▶ WHAT TO WORK ON:
Can the lines below, from the one that holds "Type out the text in this image." to the very end, be echoed exactly, with both ends included and no pictures?

- - -

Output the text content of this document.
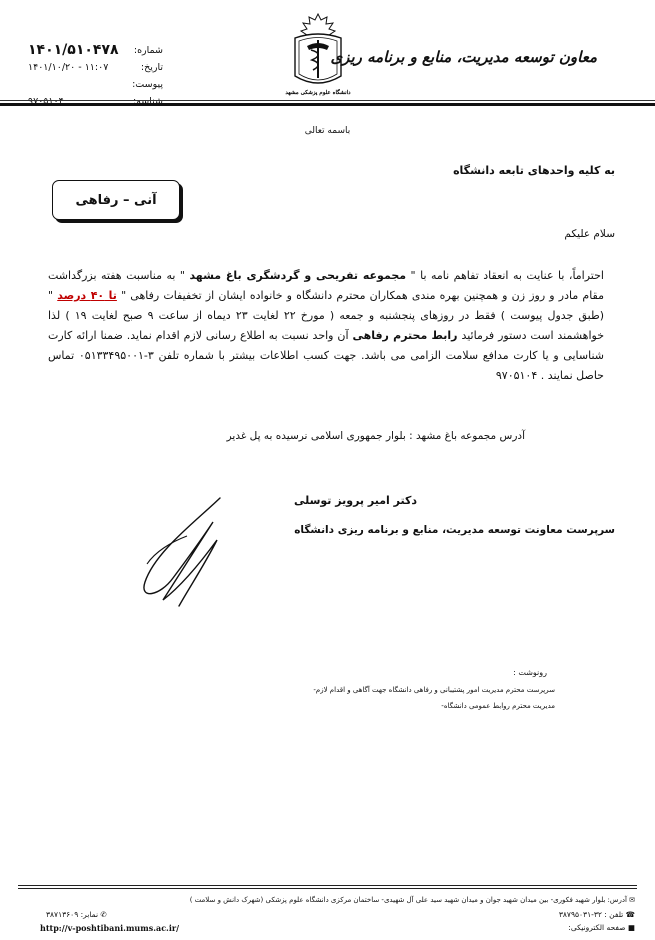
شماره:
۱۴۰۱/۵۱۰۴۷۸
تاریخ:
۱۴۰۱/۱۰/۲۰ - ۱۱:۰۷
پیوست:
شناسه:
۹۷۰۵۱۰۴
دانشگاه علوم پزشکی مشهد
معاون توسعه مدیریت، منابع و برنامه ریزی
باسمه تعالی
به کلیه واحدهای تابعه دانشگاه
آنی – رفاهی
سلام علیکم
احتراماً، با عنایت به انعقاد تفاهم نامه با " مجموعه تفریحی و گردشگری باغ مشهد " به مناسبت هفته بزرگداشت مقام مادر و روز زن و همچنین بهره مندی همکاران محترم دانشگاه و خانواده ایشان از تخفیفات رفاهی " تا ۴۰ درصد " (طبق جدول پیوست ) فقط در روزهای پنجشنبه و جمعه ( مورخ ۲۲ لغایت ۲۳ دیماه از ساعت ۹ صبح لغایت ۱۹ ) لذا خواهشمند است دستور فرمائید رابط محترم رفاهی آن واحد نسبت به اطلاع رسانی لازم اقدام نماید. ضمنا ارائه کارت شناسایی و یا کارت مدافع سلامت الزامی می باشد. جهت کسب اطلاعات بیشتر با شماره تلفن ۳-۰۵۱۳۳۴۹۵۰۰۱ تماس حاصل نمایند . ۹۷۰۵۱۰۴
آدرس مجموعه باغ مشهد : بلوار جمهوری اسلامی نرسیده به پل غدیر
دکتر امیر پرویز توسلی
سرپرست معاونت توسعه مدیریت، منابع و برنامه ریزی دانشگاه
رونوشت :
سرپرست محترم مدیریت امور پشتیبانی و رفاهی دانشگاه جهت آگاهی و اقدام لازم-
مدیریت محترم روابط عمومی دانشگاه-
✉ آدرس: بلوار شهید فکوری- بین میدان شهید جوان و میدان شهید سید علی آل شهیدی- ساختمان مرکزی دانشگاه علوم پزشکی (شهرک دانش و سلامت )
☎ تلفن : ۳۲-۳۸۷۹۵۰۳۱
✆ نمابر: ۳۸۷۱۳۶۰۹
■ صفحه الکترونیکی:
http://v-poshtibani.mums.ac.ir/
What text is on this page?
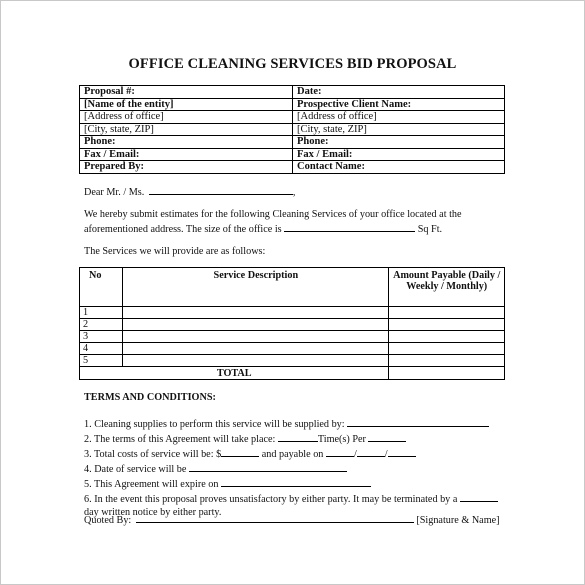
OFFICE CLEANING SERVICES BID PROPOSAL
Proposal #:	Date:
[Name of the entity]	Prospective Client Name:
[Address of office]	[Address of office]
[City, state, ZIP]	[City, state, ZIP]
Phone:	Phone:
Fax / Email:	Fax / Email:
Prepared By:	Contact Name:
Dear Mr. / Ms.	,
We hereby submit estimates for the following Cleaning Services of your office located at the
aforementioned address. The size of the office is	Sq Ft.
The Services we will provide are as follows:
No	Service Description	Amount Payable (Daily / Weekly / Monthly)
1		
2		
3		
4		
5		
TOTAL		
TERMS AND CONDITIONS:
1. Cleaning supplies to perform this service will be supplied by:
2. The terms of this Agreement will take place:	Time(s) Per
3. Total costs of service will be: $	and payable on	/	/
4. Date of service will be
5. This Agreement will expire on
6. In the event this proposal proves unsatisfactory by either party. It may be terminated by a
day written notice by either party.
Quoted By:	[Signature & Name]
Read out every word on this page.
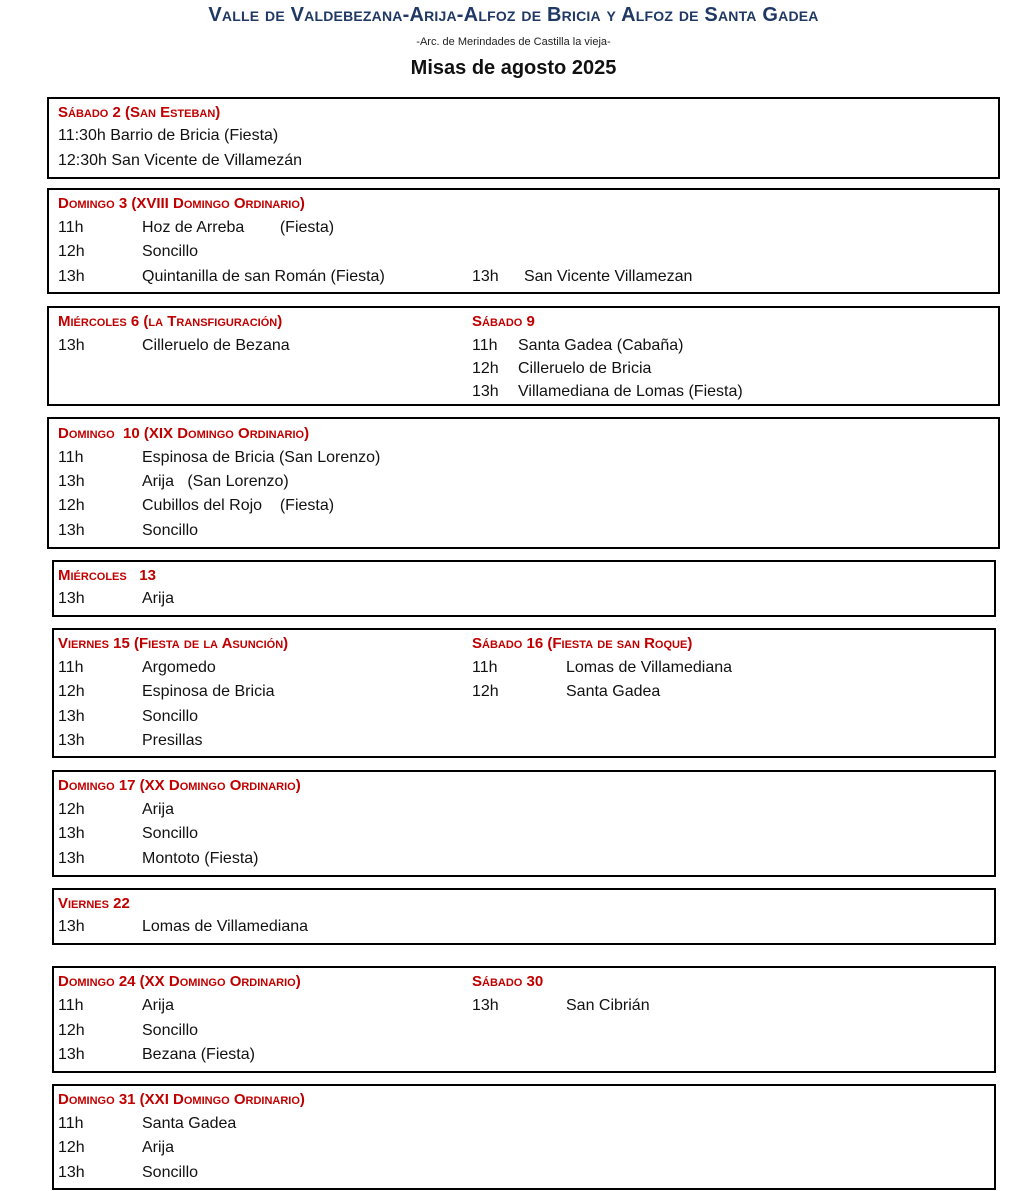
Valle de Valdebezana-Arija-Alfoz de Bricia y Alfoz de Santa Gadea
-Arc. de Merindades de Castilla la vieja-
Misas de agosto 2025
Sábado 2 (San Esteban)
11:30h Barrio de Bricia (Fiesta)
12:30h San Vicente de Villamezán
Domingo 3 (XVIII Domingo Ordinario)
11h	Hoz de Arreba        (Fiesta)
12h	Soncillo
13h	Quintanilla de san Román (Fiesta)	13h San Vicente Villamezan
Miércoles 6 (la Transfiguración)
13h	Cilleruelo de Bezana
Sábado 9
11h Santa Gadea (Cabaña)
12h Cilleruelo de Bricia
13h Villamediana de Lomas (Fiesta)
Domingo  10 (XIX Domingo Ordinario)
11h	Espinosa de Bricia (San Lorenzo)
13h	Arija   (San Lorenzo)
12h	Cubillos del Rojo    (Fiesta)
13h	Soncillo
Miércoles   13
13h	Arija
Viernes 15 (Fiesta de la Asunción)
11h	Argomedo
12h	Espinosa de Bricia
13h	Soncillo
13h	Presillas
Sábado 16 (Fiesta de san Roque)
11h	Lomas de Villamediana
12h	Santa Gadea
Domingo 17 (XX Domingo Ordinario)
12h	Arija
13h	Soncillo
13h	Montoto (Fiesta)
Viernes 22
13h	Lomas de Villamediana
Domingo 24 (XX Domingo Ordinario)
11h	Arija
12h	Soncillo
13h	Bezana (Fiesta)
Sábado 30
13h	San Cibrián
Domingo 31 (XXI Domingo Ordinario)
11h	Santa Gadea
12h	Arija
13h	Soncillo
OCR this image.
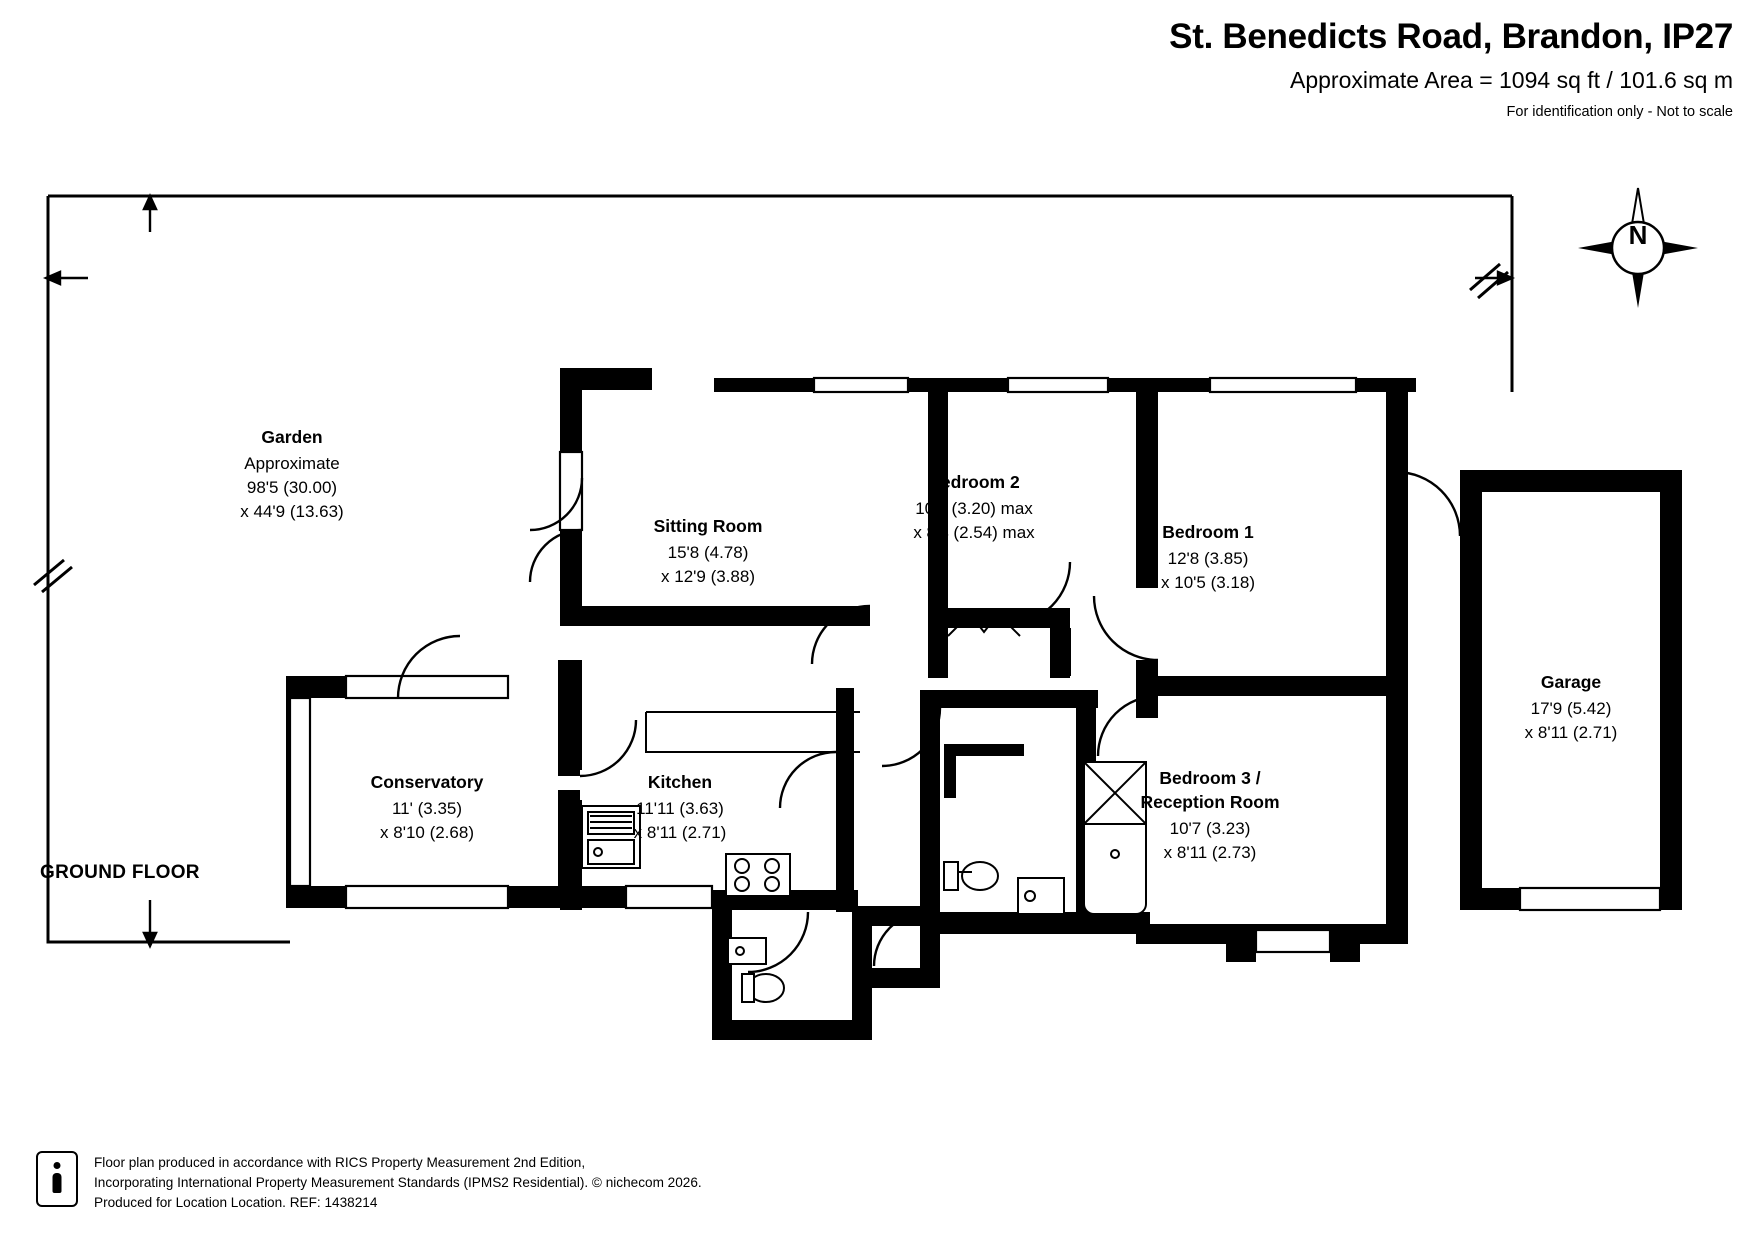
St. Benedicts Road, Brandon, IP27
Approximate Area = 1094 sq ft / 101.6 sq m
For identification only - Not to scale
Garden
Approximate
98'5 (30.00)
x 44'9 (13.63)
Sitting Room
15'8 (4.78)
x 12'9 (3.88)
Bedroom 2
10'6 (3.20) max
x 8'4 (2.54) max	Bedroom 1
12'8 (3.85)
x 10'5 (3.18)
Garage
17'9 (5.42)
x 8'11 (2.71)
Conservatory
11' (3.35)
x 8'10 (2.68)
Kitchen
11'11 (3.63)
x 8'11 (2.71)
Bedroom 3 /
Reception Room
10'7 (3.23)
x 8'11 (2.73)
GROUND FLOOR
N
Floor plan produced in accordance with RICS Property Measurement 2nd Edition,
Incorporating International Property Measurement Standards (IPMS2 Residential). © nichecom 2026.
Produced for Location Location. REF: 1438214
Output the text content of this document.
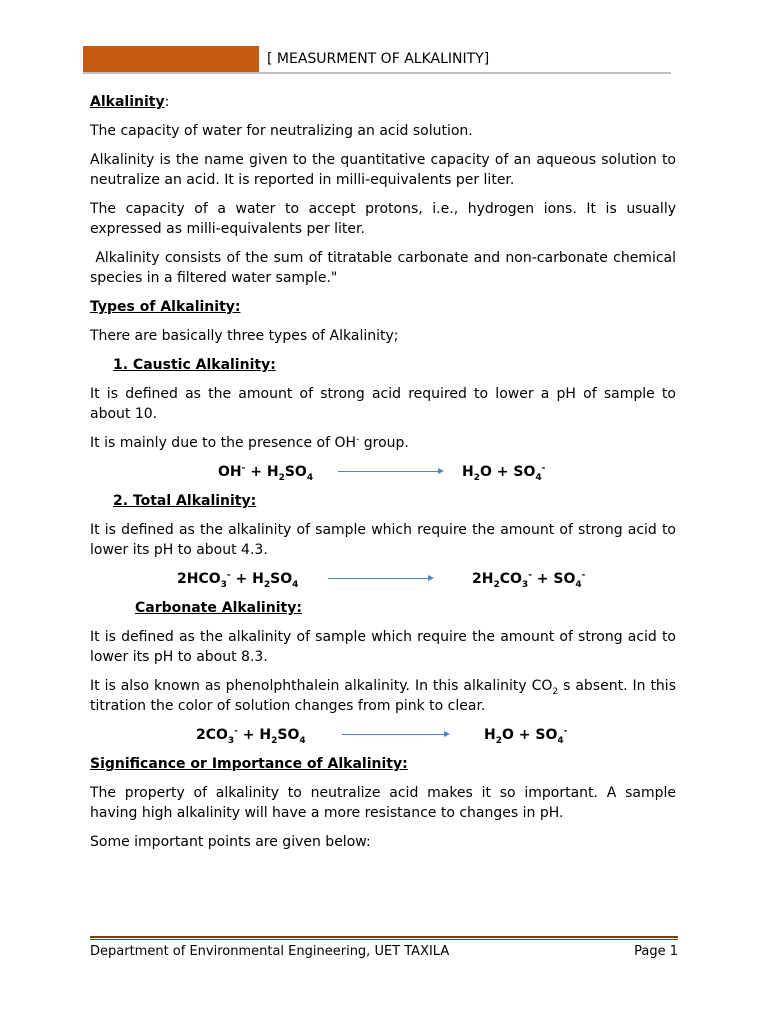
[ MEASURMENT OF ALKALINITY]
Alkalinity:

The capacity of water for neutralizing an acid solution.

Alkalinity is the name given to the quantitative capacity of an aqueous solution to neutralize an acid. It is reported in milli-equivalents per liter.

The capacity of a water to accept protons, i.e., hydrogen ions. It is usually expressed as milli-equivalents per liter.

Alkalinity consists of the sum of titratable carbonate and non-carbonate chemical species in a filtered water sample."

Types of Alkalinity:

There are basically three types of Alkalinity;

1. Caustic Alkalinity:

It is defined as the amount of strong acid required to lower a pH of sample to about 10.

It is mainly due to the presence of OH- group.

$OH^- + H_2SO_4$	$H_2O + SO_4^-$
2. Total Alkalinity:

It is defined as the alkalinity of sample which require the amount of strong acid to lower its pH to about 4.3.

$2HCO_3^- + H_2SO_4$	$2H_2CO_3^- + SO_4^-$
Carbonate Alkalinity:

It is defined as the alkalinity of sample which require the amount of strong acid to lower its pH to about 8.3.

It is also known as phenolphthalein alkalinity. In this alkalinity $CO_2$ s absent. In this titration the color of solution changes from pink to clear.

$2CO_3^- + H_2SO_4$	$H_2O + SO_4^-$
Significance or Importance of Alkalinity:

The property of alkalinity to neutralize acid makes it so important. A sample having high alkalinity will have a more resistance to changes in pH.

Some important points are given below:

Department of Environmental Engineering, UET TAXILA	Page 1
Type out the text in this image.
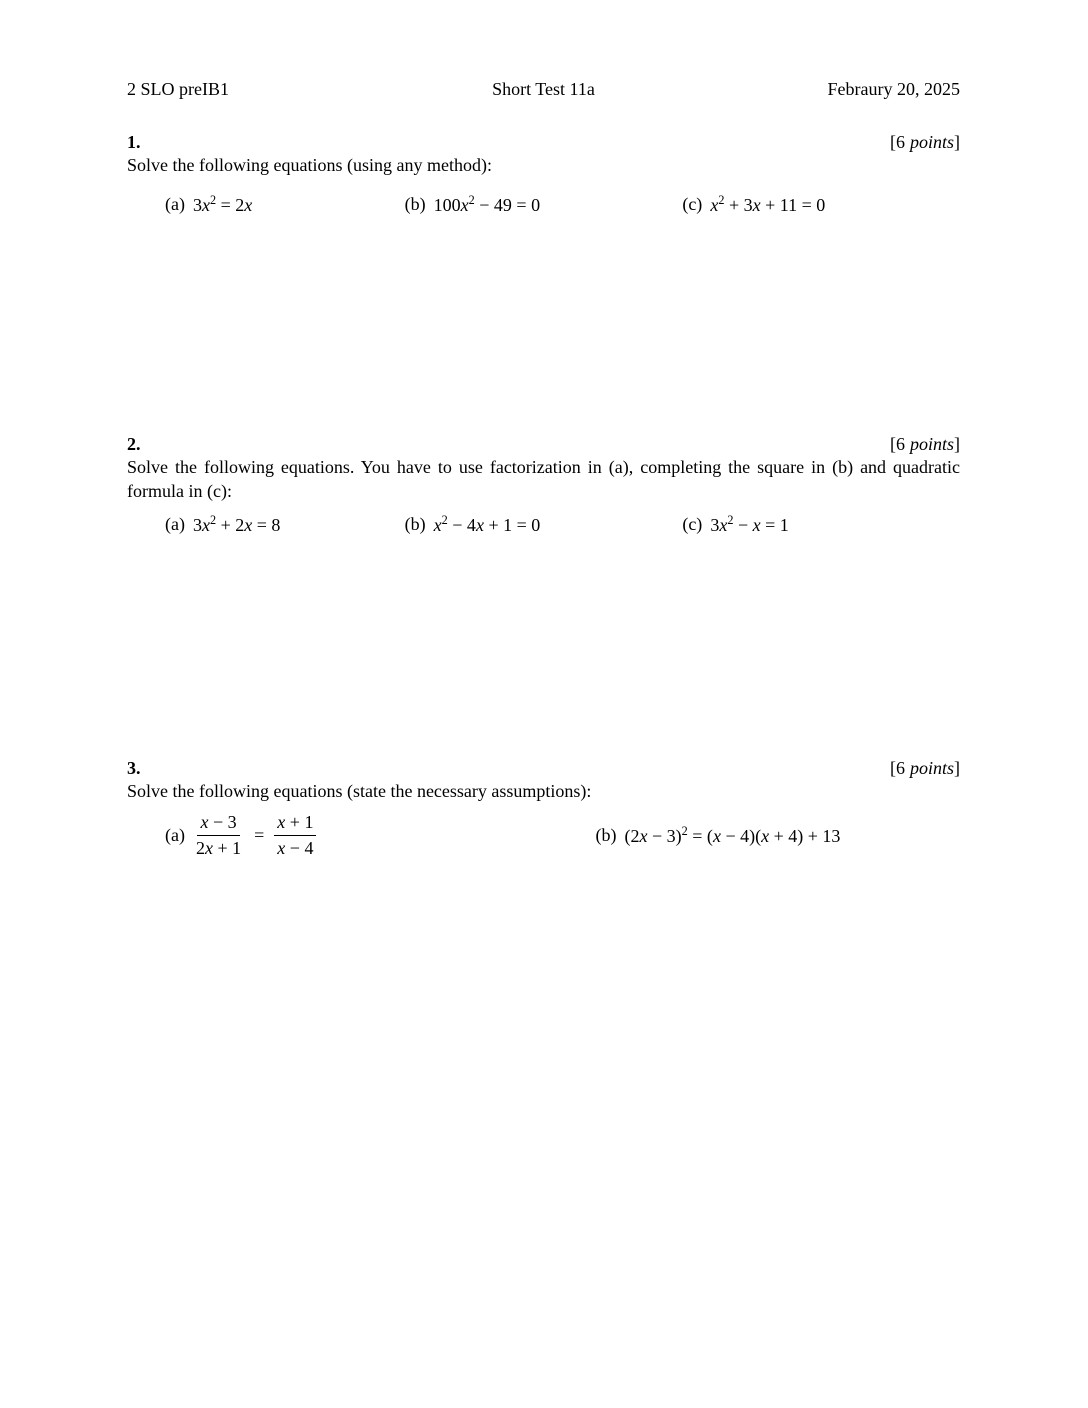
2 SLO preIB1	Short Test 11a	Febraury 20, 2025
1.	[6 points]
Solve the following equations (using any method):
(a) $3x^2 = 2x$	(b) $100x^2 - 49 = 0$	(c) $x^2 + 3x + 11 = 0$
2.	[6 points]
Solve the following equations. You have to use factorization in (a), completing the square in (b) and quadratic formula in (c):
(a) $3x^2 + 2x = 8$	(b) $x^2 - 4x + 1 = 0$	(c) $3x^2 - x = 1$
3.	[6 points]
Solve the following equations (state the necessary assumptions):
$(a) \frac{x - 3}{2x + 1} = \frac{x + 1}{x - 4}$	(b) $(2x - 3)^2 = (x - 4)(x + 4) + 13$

- - -

▶ RESPONSE TO THE TASK:
Type out the text in this image.
2 SLO preIB1	Short Test 11a	Febraury 20, 2025
1.	[6 points]
Solve the following equations (using any method):
(a) $3x^2 = 2x$	(b) $100x^2 - 49 = 0$	(c) $x^2 + 3x + 11 = 0$
2.	[6 points]
Solve the following equations. You have to use factorization in (a), completing the square in (b) and quadratic formula in (c):
(a) $3x^2 + 2x = 8$	(b) $x^2 - 4x + 1 = 0$	(c) $3x^2 - x = 1$
3.	[6 points]
Solve the following equations (state the necessary assumptions):
$(a) \frac{x - 3}{2x + 1} = \frac{x + 1}{x - 4}$	(b) $(2x - 3)^2 = (x - 4)(x + 4) + 13$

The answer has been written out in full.